** SHORT TASK **
The records below must be duplicated exactly, character for character.

** RECORDS SHOWN **
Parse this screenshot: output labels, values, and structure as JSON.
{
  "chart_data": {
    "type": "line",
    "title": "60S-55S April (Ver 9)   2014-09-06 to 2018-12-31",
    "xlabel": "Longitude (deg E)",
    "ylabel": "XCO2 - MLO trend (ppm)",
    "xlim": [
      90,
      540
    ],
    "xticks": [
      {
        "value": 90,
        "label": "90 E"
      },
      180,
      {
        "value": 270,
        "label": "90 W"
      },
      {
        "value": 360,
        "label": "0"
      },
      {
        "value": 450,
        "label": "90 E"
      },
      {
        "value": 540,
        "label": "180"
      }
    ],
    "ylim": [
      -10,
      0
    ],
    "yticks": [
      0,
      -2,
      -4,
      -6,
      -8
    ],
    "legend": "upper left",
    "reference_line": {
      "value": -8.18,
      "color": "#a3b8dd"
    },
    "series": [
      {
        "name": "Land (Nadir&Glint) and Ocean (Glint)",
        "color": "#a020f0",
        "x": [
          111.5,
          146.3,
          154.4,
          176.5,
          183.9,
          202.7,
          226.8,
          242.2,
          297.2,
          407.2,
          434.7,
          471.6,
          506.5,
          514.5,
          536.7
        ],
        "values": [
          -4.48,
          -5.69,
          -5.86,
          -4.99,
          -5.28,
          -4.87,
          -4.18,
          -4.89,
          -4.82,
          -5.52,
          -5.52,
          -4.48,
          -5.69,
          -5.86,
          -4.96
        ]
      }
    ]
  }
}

** SOLUTION FOR THIS TASK **
Parse this screenshot: output labels, values, and structure as JSON.
{
  "chart_data": {
    "type": "line",
    "title": "60S-55S April (Ver 9)   2014-09-06 to 2018-12-31",
    "xlabel": "Longitude (deg E)",
    "ylabel": "XCO2 - MLO trend (ppm)",
    "xlim": [
      90,
      540
    ],
    "xticks": [
      {
        "value": 90,
        "label": "90 E"
      },
      180,
      {
        "value": 270,
        "label": "90 W"
      },
      {
        "value": 360,
        "label": "0"
      },
      {
        "value": 450,
        "label": "90 E"
      },
      {
        "value": 540,
        "label": "180"
      }
    ],
    "ylim": [
      -10,
      0
    ],
    "yticks": [
      0,
      -2,
      -4,
      -6,
      -8
    ],
    "legend": "upper left",
    "reference_line": {
      "value": -8.18,
      "color": "#a3b8dd"
    },
    "series": [
      {
        "name": "Land (Nadir&Glint) and Ocean (Glint)",
        "color": "#a020f0",
        "x": [
          111.5,
          146.3,
          154.4,
          176.5,
          183.9,
          202.7,
          226.8,
          242.2,
          297.2,
          407.2,
          434.7,
          471.6,
          506.5,
          514.5,
          536.7
        ],
        "values": [
          -4.48,
          -5.69,
          -5.86,
          -4.99,
          -5.28,
          -4.87,
          -4.18,
          -4.89,
          -4.82,
          -5.52,
          -5.52,
          -4.48,
          -5.69,
          -5.86,
          -4.96
        ]
      }
    ]
  }
}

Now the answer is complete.